> _THE EXERCISE_
Leaving out all pictures, transcribe exactly the lines between the line with "Type out the text in this image." and the last line of the records below, both included.
#####
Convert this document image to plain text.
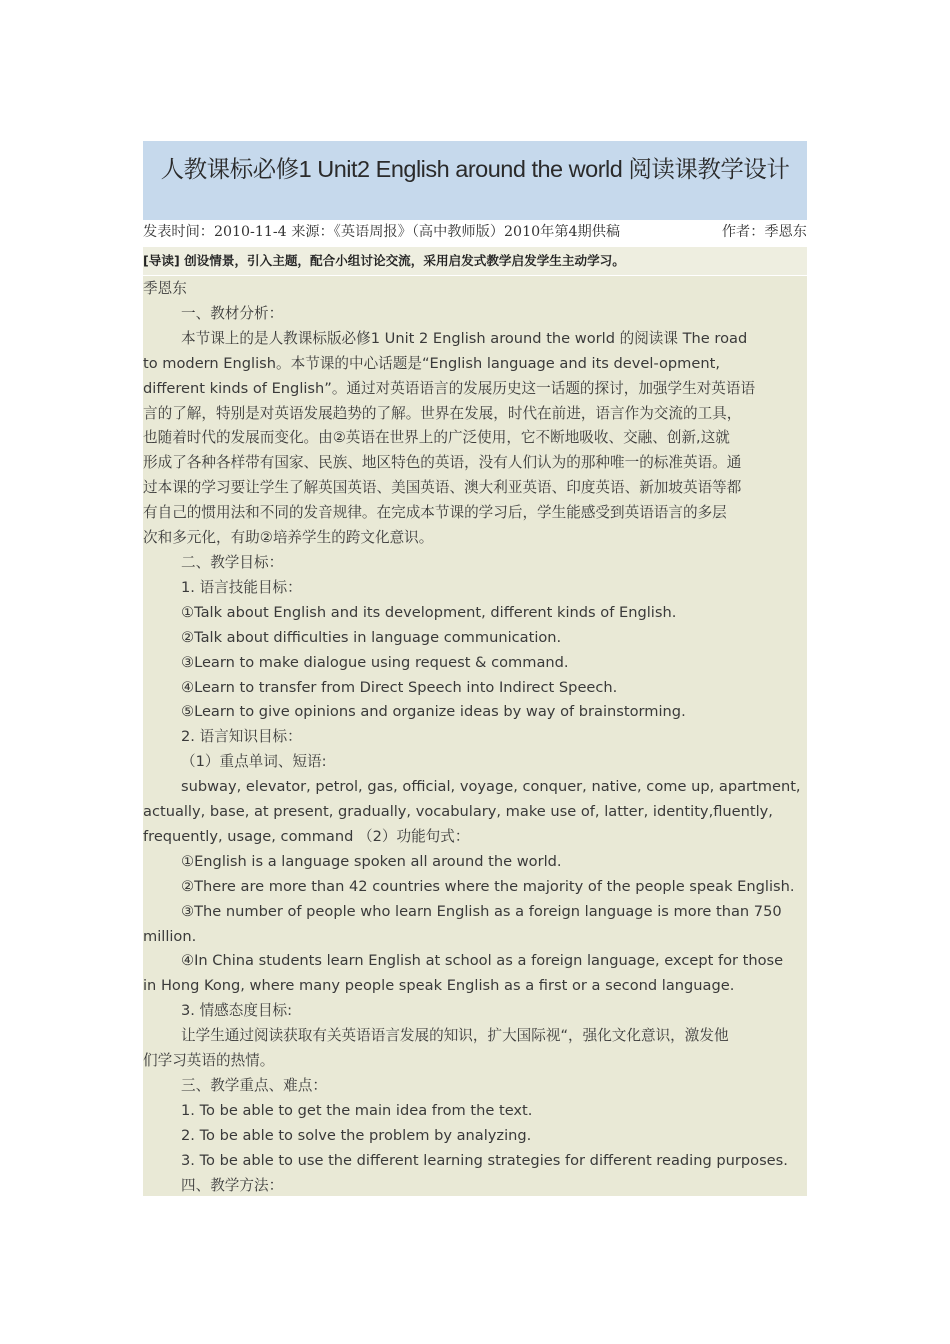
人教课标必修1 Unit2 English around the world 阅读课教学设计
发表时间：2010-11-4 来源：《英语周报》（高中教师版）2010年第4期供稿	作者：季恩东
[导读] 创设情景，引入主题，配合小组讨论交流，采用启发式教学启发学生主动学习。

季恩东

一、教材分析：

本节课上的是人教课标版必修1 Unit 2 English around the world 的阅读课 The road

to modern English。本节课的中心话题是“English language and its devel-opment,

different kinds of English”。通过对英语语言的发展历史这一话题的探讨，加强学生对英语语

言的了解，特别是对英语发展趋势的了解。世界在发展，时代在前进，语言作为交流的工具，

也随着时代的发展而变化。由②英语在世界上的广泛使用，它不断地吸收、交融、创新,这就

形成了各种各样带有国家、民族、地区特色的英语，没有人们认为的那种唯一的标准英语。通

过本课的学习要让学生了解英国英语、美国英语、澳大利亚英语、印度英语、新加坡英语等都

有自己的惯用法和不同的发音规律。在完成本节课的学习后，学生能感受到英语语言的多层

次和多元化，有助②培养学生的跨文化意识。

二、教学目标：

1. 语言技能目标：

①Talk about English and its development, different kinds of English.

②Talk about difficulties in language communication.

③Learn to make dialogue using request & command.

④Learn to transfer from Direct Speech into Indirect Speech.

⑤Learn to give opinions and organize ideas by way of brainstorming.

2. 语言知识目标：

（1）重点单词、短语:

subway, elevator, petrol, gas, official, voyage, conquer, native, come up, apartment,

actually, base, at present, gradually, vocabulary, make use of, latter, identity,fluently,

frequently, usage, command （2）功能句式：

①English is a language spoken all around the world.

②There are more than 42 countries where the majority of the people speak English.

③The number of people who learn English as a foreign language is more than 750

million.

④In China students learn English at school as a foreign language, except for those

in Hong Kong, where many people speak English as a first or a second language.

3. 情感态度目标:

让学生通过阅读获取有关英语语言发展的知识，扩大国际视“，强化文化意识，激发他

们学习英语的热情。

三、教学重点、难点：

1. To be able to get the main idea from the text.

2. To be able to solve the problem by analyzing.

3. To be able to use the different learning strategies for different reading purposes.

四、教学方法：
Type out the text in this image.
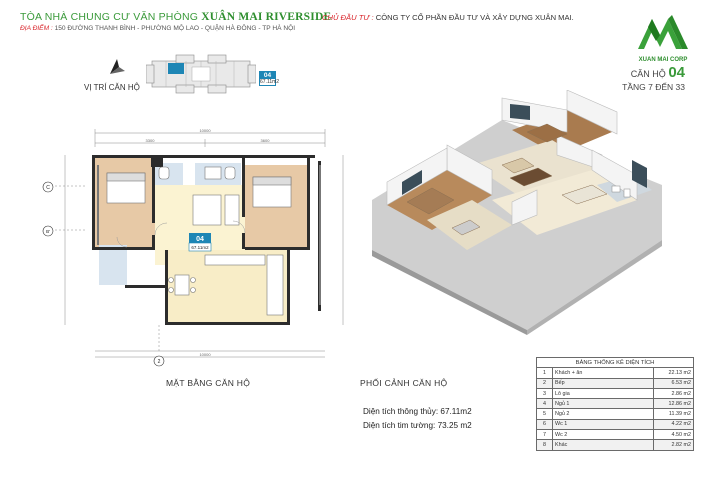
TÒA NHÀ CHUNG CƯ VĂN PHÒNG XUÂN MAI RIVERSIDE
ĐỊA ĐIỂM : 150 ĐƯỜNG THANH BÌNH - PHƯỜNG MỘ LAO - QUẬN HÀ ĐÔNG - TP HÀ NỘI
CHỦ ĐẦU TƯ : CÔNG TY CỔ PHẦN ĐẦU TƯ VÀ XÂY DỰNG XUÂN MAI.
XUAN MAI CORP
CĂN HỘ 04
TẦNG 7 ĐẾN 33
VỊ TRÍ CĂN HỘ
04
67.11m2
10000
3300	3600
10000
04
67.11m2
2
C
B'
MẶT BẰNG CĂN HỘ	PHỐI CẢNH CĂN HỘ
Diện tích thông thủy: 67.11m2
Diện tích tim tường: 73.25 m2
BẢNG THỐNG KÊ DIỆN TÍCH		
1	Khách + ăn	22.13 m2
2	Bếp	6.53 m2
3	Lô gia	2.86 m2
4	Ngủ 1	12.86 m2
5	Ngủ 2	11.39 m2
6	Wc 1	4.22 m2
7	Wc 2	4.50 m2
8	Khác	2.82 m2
#####
> _SOLUTION TO THE PROBLEM_
Type out the text in this image.
TÒA NHÀ CHUNG CƯ VĂN PHÒNG XUÂN MAI RIVERSIDE
ĐỊA ĐIỂM : 150 ĐƯỜNG THANH BÌNH - PHƯỜNG MỘ LAO - QUẬN HÀ ĐÔNG - TP HÀ NỘI
CHỦ ĐẦU TƯ : CÔNG TY CỔ PHẦN ĐẦU TƯ VÀ XÂY DỰNG XUÂN MAI.
XUAN MAI CORP
CĂN HỘ 04
TẦNG 7 ĐẾN 33
VỊ TRÍ CĂN HỘ
04
67.11m2
10000
3300	3600
10000
04
67.11m2
2
C
B'
MẶT BẰNG CĂN HỘ	PHỐI CẢNH CĂN HỘ
Diện tích thông thủy: 67.11m2
Diện tích tim tường: 73.25 m2
BẢNG THỐNG KÊ DIỆN TÍCH		
1	Khách + ăn	22.13 m2
2	Bếp	6.53 m2
3	Lô gia	2.86 m2
4	Ngủ 1	12.86 m2
5	Ngủ 2	11.39 m2
6	Wc 1	4.22 m2
7	Wc 2	4.50 m2
8	Khác	2.82 m2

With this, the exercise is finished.